REQUIRED WORK
(A) Answer these questions using the Blade Runner text:
(i) In what year was Blade Runner released?
(ii) Who directed the movie?
(iii) In what year did Skype arrive on the video-calling market?
(B) Resume the piece on what Blade Runner predicted, picking up right after its final sentence.
>> begin GIVEN TEXT
Today is November 2019. Are humans at risk by machines? Did bio-engineered androids go wrong? Have real-world robotic sex dolls conquered the market?
True, Blade Runner was NOT predicting the future. Blade Runner just happened to be set in 2019, a year suitably distant from 1982 when it was released to qualify as ‘the future’. When Philip K. Dick wrote Do Androids Dream of Electric Sheep, the book that Blade Runner is based on, he wasn’t predicting off-world mining and replicants, he was writing about what he saw as the dehumanising effects of technology. And the movie, directed by Ridley Scott, released 37 years ago, explores this theme further and questions of what ‘humanity’ is and what being human means, a theme as relevant then as it is now and will be in the future.
Nevertheless we take a look at the things it did predict:
- For starters, video-calling is a big thing. The increased demand for video streaming and the continuous expansion in the number of internet users has the video market set to reach USD 24.09 Billion as an industry by 2026, according to recent reports. Even though video calling actually started as early as the 1920s with AT&T, Skype came to really shake the market in 2003, kicking off the video-calling industry as we know it.
>> end GIVEN TEXT
>> begin MATERIAL SHOWN
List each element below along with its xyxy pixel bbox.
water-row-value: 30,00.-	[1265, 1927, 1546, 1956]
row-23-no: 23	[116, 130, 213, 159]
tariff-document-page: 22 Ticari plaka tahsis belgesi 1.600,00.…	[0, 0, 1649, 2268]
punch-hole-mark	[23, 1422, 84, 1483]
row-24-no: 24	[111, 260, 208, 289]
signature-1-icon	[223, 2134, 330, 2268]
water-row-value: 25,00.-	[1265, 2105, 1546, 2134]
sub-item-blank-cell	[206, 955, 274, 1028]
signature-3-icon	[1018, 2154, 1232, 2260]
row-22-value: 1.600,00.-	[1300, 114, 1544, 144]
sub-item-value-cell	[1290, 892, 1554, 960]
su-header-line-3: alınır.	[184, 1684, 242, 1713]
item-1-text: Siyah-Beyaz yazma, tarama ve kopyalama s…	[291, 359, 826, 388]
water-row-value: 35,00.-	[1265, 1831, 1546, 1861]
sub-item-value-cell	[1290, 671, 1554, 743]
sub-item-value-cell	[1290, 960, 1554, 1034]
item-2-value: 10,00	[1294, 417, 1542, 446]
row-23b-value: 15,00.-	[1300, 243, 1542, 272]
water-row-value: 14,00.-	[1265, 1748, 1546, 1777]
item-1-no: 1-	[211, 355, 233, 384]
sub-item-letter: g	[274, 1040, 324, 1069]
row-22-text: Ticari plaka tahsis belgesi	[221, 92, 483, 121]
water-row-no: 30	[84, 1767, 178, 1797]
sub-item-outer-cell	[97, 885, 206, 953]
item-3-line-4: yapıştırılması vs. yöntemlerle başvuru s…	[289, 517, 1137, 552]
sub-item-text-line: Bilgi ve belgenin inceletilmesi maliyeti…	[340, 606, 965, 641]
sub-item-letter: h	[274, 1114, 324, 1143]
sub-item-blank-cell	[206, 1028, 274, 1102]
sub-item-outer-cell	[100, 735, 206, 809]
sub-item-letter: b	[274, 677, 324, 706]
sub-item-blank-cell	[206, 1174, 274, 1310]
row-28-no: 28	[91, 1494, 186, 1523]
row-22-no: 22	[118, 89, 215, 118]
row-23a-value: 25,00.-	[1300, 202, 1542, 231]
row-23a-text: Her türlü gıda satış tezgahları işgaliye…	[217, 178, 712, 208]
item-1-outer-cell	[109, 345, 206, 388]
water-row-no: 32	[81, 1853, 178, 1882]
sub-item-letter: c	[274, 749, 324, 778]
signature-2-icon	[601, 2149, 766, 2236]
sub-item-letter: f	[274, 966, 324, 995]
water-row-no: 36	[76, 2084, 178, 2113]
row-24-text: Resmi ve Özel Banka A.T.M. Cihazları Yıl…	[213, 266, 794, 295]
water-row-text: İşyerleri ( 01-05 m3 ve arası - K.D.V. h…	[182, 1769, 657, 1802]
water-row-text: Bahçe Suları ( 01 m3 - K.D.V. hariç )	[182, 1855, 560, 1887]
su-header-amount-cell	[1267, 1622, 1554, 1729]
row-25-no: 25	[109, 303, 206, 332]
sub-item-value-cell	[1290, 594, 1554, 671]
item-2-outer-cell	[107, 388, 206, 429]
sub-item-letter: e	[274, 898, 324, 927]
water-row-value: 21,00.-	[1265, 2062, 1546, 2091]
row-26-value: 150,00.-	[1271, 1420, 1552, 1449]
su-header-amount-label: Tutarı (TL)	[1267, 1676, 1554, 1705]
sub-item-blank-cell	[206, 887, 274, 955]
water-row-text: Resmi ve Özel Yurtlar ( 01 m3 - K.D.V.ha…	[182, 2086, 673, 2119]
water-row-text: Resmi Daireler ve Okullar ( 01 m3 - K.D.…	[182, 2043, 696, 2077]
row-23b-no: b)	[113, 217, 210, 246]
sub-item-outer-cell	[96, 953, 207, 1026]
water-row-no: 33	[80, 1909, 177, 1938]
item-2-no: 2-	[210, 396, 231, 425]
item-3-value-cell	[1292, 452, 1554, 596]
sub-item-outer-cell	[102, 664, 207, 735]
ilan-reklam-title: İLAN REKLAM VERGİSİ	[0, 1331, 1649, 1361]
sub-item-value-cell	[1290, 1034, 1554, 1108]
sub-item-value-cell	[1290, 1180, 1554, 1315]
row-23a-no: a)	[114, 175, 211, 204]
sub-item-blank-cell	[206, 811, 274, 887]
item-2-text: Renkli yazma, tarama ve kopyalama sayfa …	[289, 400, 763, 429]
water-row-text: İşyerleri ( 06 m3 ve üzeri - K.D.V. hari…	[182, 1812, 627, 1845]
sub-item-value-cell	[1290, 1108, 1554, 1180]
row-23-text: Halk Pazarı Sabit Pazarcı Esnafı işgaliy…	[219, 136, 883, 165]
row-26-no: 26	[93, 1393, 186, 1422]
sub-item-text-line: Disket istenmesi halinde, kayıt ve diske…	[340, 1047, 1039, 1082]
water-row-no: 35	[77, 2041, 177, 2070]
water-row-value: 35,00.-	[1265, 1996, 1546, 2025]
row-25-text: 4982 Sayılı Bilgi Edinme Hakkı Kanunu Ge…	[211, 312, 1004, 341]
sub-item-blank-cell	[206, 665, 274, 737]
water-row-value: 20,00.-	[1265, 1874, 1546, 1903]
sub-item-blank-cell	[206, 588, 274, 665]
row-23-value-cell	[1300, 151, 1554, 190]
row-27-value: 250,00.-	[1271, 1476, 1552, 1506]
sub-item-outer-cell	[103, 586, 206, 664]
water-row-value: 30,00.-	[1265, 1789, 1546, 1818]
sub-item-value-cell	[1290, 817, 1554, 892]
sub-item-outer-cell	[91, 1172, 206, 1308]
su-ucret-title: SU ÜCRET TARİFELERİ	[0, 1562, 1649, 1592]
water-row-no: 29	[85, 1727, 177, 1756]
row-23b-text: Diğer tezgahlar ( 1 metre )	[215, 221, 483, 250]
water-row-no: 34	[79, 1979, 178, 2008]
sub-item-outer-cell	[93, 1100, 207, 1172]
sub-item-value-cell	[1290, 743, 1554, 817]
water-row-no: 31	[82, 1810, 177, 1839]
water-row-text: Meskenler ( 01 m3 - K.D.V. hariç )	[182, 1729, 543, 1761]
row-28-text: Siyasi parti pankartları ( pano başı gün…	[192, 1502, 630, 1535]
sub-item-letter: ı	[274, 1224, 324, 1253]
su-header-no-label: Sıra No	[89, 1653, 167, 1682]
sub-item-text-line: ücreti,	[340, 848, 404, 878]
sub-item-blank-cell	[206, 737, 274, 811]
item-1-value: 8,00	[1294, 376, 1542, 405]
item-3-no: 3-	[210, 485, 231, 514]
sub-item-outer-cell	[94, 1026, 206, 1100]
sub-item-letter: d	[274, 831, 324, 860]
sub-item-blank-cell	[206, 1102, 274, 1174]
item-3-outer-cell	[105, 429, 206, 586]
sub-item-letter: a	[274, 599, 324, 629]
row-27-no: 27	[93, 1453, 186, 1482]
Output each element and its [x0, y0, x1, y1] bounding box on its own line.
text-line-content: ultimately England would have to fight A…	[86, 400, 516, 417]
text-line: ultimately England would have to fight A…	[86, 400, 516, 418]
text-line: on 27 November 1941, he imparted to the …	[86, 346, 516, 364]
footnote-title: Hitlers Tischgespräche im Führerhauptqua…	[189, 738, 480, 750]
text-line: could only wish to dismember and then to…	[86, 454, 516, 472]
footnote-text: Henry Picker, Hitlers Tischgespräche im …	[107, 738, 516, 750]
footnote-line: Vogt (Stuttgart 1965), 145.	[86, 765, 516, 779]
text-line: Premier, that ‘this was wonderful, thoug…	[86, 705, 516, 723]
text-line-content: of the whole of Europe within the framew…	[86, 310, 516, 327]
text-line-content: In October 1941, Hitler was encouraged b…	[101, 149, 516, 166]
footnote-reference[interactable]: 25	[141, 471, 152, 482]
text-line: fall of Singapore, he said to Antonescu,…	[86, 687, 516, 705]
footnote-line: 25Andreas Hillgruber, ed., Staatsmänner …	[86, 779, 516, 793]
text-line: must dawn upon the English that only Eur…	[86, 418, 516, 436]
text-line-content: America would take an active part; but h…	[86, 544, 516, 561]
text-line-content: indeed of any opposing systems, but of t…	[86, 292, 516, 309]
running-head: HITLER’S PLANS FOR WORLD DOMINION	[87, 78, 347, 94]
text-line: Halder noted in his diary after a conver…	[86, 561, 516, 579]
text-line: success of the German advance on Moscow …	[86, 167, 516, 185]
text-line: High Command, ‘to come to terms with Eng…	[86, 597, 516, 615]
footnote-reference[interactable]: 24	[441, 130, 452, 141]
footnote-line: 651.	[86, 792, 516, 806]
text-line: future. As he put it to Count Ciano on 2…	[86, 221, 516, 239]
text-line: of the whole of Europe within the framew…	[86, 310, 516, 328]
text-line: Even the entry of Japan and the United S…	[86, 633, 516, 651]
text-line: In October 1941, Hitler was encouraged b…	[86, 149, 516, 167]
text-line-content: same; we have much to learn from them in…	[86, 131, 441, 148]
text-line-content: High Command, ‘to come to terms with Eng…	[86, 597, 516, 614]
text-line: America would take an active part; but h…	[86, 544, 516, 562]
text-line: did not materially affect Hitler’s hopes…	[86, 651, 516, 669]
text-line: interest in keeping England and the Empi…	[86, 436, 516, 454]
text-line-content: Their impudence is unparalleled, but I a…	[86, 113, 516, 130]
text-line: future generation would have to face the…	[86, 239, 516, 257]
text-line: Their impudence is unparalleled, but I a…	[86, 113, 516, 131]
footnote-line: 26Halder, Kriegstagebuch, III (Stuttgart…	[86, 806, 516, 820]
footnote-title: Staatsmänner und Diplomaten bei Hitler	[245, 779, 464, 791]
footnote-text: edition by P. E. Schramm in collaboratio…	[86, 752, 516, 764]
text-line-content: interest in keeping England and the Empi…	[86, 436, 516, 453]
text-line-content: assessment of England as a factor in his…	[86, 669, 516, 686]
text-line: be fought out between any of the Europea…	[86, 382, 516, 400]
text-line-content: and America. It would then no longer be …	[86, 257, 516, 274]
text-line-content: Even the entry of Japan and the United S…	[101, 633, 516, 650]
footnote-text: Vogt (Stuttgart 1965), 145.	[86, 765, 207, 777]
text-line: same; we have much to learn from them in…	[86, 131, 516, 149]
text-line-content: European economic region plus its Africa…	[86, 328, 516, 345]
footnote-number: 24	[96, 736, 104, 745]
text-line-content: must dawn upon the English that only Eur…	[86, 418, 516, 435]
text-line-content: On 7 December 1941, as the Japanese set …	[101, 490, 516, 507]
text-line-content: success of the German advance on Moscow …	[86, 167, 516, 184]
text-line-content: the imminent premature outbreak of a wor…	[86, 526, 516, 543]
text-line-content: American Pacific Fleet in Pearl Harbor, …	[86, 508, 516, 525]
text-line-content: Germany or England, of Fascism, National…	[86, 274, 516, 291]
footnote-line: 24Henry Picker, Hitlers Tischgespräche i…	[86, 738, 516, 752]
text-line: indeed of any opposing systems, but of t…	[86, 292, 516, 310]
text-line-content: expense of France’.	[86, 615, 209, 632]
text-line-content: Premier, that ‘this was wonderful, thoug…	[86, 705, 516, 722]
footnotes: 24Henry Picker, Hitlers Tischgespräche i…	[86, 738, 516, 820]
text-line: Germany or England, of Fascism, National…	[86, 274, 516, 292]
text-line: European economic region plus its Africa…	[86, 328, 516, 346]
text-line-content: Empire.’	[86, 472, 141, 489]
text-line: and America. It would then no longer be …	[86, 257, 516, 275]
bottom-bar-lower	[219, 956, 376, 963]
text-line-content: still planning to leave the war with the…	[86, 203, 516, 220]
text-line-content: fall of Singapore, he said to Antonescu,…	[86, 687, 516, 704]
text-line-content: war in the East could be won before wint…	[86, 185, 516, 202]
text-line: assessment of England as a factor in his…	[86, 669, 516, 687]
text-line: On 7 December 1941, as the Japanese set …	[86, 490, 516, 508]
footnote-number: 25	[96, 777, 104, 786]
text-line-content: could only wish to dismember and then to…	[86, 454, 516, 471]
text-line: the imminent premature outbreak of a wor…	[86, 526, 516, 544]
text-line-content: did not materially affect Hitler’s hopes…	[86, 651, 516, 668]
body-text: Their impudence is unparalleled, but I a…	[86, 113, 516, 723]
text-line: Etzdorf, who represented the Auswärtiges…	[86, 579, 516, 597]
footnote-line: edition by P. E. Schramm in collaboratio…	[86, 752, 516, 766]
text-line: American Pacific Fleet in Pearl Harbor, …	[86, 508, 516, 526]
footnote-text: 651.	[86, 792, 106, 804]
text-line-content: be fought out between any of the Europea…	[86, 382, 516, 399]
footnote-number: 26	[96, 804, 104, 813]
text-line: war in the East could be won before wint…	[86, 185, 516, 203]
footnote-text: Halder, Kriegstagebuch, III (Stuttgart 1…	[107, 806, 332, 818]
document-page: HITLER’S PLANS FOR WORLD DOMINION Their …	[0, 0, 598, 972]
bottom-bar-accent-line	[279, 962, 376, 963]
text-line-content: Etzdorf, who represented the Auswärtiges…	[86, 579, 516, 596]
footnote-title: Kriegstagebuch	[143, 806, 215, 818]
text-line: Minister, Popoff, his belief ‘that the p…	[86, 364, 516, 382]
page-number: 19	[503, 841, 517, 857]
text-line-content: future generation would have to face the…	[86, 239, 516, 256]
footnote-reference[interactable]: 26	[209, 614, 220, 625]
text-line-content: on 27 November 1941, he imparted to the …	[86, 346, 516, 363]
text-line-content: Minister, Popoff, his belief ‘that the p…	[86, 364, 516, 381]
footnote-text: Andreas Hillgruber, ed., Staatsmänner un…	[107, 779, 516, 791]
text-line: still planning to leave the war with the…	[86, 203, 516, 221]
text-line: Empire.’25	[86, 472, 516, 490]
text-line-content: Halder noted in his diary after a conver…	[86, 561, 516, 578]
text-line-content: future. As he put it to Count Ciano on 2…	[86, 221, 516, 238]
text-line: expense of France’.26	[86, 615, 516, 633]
>> end MATERIAL SHOWN
TASK-BY-TASK ANSWERS
(A)
(i) 1982
(ii) Ridley Scott
(iii) 2003

(B)
- Deckard, Harrison Ford’s character, had a virtual assistant which allowed him entry, and that is also a thing today, as Amazon’s Alexa and Google’s Assistant can identify our voice patterns and help us with anything from putting music, to moving curtains, alter lighting, and open doors.
- Lie detectors also happened. In the movie, it was used by blade runners to separate humans from robots. And even though their reliability has been disputed, they are yet another thing to come true.
- Robots and flying cars are not a real thing… yet, but sex doll brothels exists in Europe and drones have peaked in recent years as a competitive market.
- AI (Artificial Intelligence) is getting much smarter, and it’s been dominated by the likes of the United States and China when it comes to investment, talent, research and companies in the sector.